• [Stated task] Using the records that follow, copy every line containing the word "Selena".

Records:
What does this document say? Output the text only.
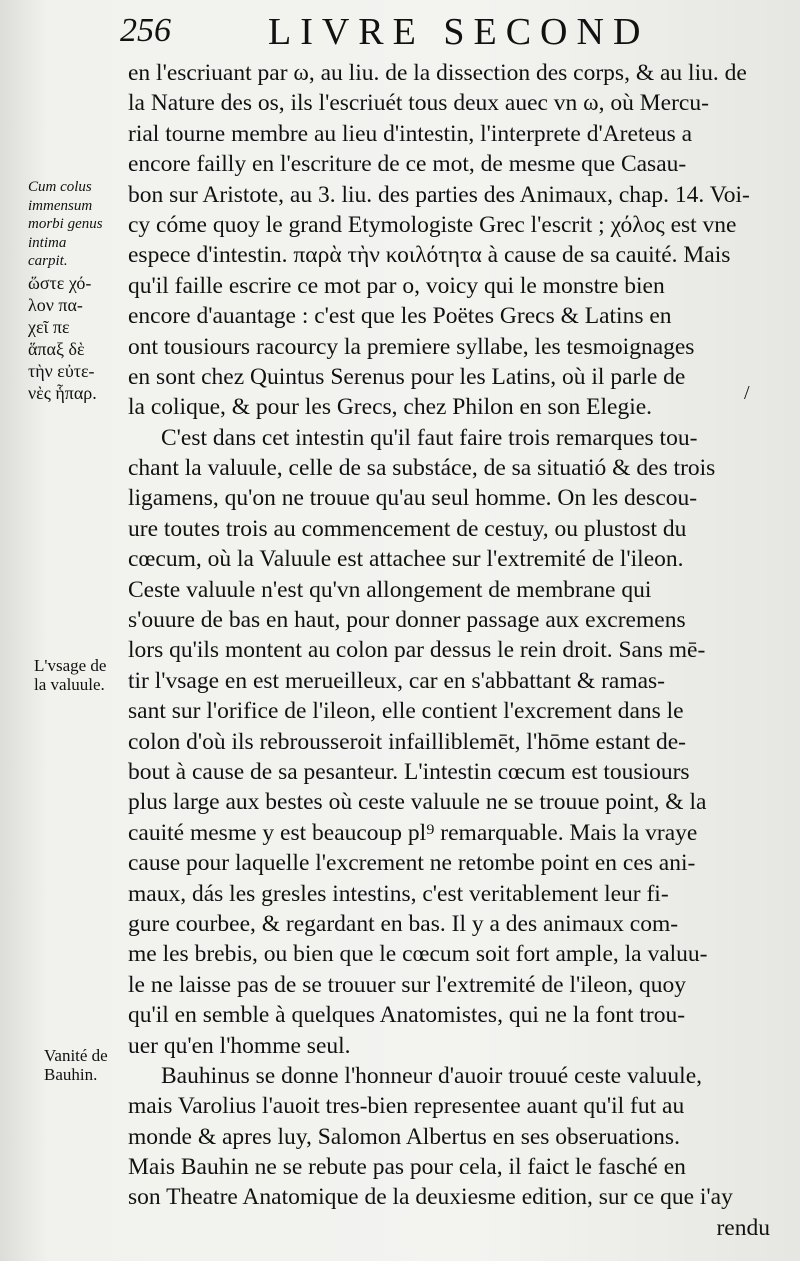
256	LIVRE SECOND
Cum colus
immensum
morbi genus
intima
carpit.
ὥστε χό-
λον πα-
χεῖ πε
ἅπαξ δὲ
τὴν εὐτε-
νὲς ἧπαρ.
L'vsage de
la valuule.
Vanité de
Bauhin.
en l'escriuant par ω, au liu. de la dissection des corps, & au liu. de
la Nature des os, ils l'escriuét tous deux auec vn ω, où Mercu-
rial tourne membre au lieu d'intestin, l'interprete d'Areteus a
encore failly en l'escriture de ce mot, de mesme que Casau-
bon sur Aristote, au 3. liu. des parties des Animaux, chap. 14. Voi-
cy cóme quoy le grand Etymologiste Grec l'escrit ; χόλος est vne
espece d'intestin. παρὰ τὴν κοιλότητα à cause de sa cauité. Mais
qu'il faille escrire ce mot par ο, voicy qui le monstre bien
encore d'auantage : c'est que les Poëtes Grecs & Latins en
ont tousiours racourcy la premiere syllabe, les tesmoignages
en sont chez Quintus Serenus pour les Latins, où il parle de
la colique, & pour les Grecs, chez Philon en son Elegie.
C'est dans cet intestin qu'il faut faire trois remarques tou-
chant la valuule, celle de sa substáce, de sa situatió & des trois
ligamens, qu'on ne trouue qu'au seul homme. On les descou-
ure toutes trois au commencement de cestuy, ou plustost du
cœcum, où la Valuule est attachee sur l'extremité de l'ileon.
Ceste valuule n'est qu'vn allongement de membrane qui
s'ouure de bas en haut, pour donner passage aux excremens
lors qu'ils montent au colon par dessus le rein droit. Sans mē-
tir l'vsage en est merueilleux, car en s'abbattant & ramas-
sant sur l'orifice de l'ileon, elle contient l'excrement dans le
colon d'où ils rebrousseroit infailliblemēt, l'hōme estant de-
bout à cause de sa pesanteur. L'intestin cœcum est tousiours
plus large aux bestes où ceste valuule ne se trouue point, & la
cauité mesme y est beaucoup pl⁹ remarquable. Mais la vraye
cause pour laquelle l'excrement ne retombe point en ces ani-
maux, dás les gresles intestins, c'est veritablement leur fi-
gure courbee, & regardant en bas. Il y a des animaux com-
me les brebis, ou bien que le cœcum soit fort ample, la valuu-
le ne laisse pas de se trouuer sur l'extremité de l'ileon, quoy
qu'il en semble à quelques Anatomistes, qui ne la font trou-
uer qu'en l'homme seul.
Bauhinus se donne l'honneur d'auoir trouué ceste valuule,
mais Varolius l'auoit tres-bien representee auant qu'il fut au
monde & apres luy, Salomon Albertus en ses obseruations.
Mais Bauhin ne se rebute pas pour cela, il faict le fasché en
son Theatre Anatomique de la deuxiesme edition, sur ce que i'ay
rendu
/
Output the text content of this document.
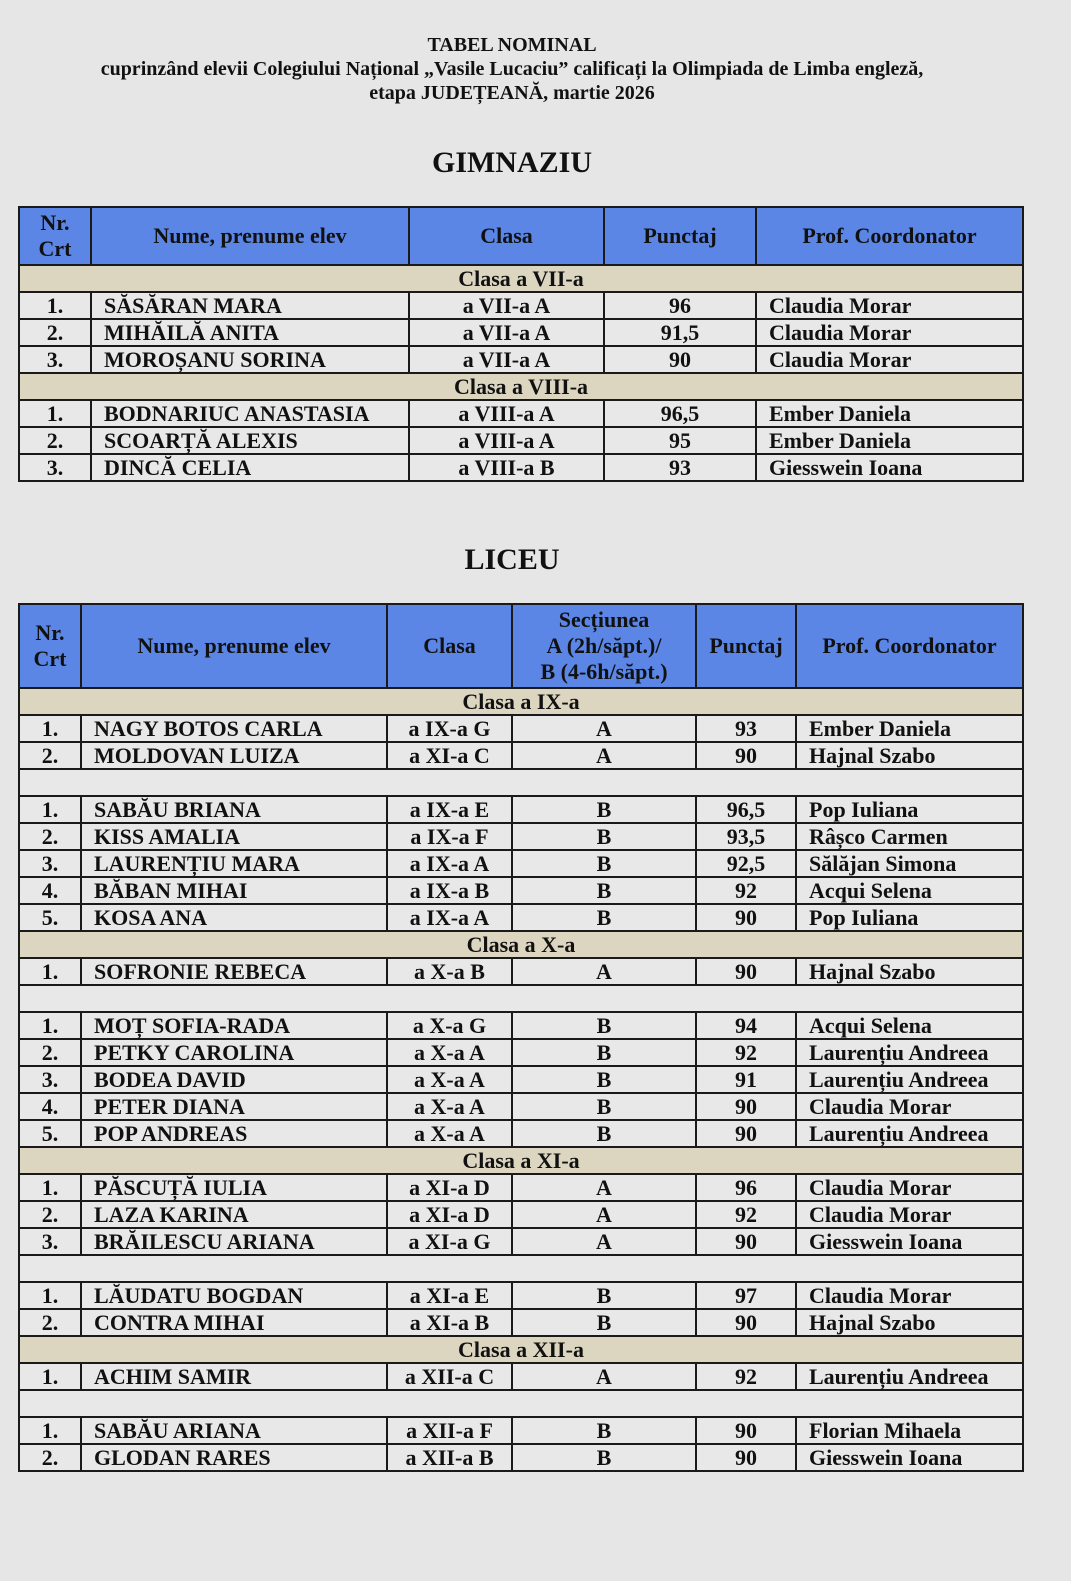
TABEL NOMINAL
cuprinzând elevii Colegiului Național „Vasile Lucaciu” calificați la Olimpiada de Limba engleză,
etapa JUDEȚEANĂ, martie 2026
GIMNAZIU
Nr.
Crt	Nume, prenume elev	Clasa	Punctaj	Prof. Coordonator
Clasa a VII-a				
1.	SĂSĂRAN MARA	a VII-a A	96	Claudia Morar
2.	MIHĂILĂ ANITA	a VII-a A	91,5	Claudia Morar
3.	MOROȘANU SORINA	a VII-a A	90	Claudia Morar
Clasa a VIII-a				
1.	BODNARIUC ANASTASIA	a VIII-a A	96,5	Ember Daniela
2.	SCOARȚĂ ALEXIS	a VIII-a A	95	Ember Daniela
3.	DINCĂ CELIA	a VIII-a B	93	Giesswein Ioana
LICEU
Nr.
Crt	Nume, prenume elev	Clasa	Secțiunea
A (2h/săpt.)/
B (4-6h/săpt.)	Punctaj	Prof. Coordonator
Clasa a IX-a					
1.	NAGY BOTOS CARLA	a IX-a G	A	93	Ember Daniela
2.	MOLDOVAN LUIZA	a XI-a C	A	90	Hajnal Szabo

1.	SABĂU BRIANA	a IX-a E	B	96,5	Pop Iuliana
2.	KISS AMALIA	a IX-a F	B	93,5	Râșco Carmen
3.	LAURENȚIU MARA	a IX-a A	B	92,5	Sălăjan Simona
4.	BĂBAN MIHAI	a IX-a B	B	92	Acqui Selena
5.	KOSA ANA	a IX-a A	B	90	Pop Iuliana
Clasa a X-a					
1.	SOFRONIE REBECA	a X-a B	A	90	Hajnal Szabo

1.	MOȚ SOFIA-RADA	a X-a G	B	94	Acqui Selena
2.	PETKY CAROLINA	a X-a A	B	92	Laurențiu Andreea
3.	BODEA DAVID	a X-a A	B	91	Laurențiu Andreea
4.	PETER DIANA	a X-a A	B	90	Claudia Morar
5.	POP ANDREAS	a X-a A	B	90	Laurențiu Andreea
Clasa a XI-a					
1.	PĂSCUȚĂ IULIA	a XI-a D	A	96	Claudia Morar
2.	LAZA KARINA	a XI-a D	A	92	Claudia Morar
3.	BRĂILESCU ARIANA	a XI-a G	A	90	Giesswein Ioana

1.	LĂUDATU BOGDAN	a XI-a E	B	97	Claudia Morar
2.	CONTRA MIHAI	a XI-a B	B	90	Hajnal Szabo
Clasa a XII-a					
1.	ACHIM SAMIR	a XII-a C	A	92	Laurențiu Andreea

1.	SABĂU ARIANA	a XII-a F	B	90	Florian Mihaela
2.	GLODAN RARES	a XII-a B	B	90	Giesswein Ioana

• [Result for this task]
4.	BĂBAN MIHAI	a IX-a B	B	92	Acqui Selena
1.	MOȚ SOFIA-RADA	a X-a G	B	94	Acqui Selena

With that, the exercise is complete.